## What to work on
Please retype the ruling summary on assigned contract income below, word for word and in full.

## Excerpted text
*83 Decision will be entered under Rule 50.
Income from certain contracts payable to petitioner was payable to him because he owned substantially all the stock of a corporation which was one of the parties to one of the contracts and a party in interest to the other contract. Held, payments made under such contracts to petitioner and by him paid over to his wife under prior assignments to her of "all of the income and profits accruing and to accrue to him" under such contracts, are taxable to petitioner, notwithstanding such assignments. Petitioner remained the owner of substantially all the stock of the corporation, and the payments which were made to him and which he turned over to his wife were in effect corporate distributions and petitioner is taxable thereon, except as to the small part of such distributions attributable to the three shares of stock owned by the wife.

## Dataset records
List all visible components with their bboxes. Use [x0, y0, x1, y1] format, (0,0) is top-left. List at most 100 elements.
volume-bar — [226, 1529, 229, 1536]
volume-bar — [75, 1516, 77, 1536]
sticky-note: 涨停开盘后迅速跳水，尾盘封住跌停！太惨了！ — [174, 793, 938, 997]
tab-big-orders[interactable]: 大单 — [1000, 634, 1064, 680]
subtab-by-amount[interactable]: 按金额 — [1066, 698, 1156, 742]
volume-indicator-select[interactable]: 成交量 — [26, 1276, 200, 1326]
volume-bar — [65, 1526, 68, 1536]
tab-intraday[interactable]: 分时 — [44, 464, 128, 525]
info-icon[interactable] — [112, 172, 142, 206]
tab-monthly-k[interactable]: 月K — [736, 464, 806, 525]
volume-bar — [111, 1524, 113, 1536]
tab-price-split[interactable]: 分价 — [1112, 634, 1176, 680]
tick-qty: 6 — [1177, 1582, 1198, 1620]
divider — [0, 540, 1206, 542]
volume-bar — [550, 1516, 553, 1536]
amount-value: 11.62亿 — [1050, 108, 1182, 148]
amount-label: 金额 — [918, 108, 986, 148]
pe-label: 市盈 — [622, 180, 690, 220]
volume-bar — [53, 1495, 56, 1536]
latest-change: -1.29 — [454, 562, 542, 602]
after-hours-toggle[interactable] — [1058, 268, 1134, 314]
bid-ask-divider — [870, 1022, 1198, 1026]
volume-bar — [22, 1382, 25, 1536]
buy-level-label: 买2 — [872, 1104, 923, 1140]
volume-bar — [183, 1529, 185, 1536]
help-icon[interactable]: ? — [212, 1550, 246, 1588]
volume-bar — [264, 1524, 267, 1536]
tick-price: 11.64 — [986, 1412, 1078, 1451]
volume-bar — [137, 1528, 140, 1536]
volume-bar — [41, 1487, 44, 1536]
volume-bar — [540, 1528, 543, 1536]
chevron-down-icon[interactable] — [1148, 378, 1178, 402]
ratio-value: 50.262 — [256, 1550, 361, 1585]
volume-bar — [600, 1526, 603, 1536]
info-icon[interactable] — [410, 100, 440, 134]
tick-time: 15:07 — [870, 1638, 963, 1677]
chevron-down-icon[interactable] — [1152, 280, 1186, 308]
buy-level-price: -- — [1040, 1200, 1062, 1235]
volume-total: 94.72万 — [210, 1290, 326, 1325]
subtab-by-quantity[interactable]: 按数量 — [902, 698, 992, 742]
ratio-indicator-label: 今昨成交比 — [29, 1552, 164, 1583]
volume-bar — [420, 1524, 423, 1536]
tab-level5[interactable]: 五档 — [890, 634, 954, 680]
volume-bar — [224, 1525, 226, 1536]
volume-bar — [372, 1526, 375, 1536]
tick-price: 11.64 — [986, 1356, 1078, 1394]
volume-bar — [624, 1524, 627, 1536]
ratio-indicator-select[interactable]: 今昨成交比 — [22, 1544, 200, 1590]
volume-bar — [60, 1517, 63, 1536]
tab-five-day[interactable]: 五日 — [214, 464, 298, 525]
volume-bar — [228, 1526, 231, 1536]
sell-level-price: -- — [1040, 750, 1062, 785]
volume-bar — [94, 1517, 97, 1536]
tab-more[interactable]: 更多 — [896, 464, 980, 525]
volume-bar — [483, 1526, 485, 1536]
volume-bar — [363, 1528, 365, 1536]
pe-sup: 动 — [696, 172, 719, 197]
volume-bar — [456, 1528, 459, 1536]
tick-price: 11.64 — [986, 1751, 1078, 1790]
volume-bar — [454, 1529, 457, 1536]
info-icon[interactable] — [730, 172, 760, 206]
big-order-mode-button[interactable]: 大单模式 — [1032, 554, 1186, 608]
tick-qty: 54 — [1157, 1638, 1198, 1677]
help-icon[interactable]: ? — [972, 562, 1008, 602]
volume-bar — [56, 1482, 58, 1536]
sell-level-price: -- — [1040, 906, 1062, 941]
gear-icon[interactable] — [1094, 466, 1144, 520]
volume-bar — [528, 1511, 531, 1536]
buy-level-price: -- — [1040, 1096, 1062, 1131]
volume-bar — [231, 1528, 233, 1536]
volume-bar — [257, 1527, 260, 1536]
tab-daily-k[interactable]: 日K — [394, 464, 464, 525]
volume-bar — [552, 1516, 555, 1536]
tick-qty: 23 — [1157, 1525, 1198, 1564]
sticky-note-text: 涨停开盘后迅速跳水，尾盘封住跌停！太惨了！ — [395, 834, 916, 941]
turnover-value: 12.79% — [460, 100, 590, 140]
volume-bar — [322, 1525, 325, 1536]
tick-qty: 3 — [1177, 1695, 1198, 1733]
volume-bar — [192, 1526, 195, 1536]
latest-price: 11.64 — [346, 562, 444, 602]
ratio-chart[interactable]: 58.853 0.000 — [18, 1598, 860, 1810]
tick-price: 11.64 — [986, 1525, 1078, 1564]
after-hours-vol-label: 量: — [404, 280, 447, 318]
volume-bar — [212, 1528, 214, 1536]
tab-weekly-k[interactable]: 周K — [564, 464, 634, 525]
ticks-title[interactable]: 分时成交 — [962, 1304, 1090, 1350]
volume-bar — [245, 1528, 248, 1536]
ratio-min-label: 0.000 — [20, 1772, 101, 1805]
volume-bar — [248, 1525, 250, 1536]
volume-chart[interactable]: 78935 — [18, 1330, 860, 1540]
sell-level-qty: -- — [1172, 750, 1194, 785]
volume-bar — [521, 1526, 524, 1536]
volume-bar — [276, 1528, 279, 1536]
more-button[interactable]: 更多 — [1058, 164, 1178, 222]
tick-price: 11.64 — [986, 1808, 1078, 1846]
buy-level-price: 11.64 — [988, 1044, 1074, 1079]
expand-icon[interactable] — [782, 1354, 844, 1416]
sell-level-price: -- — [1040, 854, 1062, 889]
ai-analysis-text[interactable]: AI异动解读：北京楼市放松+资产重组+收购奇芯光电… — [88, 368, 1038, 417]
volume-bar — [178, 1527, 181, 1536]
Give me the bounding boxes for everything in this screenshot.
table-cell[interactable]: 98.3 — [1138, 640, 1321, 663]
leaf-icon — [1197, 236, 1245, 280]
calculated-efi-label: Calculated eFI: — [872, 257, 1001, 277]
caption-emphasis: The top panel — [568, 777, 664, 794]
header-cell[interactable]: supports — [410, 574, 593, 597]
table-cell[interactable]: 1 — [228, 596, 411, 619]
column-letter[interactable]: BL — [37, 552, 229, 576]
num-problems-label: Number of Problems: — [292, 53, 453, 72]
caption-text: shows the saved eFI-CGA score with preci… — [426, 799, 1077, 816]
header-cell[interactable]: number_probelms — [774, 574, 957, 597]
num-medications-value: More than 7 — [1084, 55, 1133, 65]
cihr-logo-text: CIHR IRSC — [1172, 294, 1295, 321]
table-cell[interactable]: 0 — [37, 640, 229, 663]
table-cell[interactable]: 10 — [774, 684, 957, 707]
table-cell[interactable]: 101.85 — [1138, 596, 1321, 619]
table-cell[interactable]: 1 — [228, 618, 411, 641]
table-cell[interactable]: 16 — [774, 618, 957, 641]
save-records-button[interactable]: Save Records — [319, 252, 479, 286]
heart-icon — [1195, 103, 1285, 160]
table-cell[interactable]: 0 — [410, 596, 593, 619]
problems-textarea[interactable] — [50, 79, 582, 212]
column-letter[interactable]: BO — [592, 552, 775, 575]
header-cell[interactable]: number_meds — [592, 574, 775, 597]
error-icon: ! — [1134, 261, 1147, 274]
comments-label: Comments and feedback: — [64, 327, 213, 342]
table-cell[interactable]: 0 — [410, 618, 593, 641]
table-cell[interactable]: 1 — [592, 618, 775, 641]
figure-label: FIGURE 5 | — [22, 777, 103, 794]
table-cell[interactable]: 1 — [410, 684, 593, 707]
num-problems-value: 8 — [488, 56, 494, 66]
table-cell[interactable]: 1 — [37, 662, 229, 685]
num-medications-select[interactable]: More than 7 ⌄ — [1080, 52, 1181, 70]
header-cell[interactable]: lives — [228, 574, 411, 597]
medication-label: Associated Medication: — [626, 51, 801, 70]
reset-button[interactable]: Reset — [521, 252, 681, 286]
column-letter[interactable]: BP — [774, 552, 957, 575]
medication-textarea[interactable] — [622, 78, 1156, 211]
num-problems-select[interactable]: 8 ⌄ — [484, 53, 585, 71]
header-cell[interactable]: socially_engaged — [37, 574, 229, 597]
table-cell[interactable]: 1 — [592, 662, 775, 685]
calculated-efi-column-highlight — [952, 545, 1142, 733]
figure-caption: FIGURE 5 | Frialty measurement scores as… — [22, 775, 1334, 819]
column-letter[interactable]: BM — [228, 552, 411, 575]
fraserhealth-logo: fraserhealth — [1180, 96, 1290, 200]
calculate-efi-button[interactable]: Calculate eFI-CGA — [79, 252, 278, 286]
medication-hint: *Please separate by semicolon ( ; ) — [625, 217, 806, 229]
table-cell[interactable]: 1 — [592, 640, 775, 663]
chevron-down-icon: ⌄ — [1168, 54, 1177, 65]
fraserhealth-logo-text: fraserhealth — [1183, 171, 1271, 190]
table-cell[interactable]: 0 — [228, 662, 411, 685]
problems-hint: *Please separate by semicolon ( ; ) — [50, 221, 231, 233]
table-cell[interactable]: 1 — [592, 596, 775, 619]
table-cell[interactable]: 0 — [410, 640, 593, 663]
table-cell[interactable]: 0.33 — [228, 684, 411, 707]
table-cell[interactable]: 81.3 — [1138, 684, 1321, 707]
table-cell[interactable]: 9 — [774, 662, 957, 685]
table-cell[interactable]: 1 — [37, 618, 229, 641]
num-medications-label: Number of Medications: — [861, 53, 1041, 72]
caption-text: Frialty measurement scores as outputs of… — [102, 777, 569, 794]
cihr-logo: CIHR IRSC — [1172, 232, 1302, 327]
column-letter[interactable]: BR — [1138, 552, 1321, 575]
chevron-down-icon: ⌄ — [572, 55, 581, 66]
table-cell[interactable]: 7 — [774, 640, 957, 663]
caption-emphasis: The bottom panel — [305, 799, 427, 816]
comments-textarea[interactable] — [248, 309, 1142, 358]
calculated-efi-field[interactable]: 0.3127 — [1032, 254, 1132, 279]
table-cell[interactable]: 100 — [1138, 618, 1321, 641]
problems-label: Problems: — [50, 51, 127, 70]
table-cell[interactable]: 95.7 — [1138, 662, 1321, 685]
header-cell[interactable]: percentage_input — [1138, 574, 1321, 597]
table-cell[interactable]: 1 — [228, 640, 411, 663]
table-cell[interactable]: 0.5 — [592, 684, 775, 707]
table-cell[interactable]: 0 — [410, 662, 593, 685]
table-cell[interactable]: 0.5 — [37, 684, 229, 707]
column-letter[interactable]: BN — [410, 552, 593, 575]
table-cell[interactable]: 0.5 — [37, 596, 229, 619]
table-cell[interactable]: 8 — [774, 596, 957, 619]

## Solution to the exercise
*83 Decision will be entered under Rule 50.
Income from certain contracts payable to petitioner was payable to him because he owned substantially all the stock of a corporation which was one of the parties to one of the contracts and a party in interest to the other contract. Held, payments made under such contracts to petitioner and by him paid over to his wife under prior assignments to her of "all of the income and profits accruing and to accrue to him" under such contracts, are taxable to petitioner, notwithstanding such assignments. Petitioner remained the owner of substantially all the stock of the corporation, and the payments which were made to him and which he turned over to his wife were in effect corporate distributions and petitioner is taxable thereon, except as to the small part of such distributions attributable to the three shares of stock owned by the wife.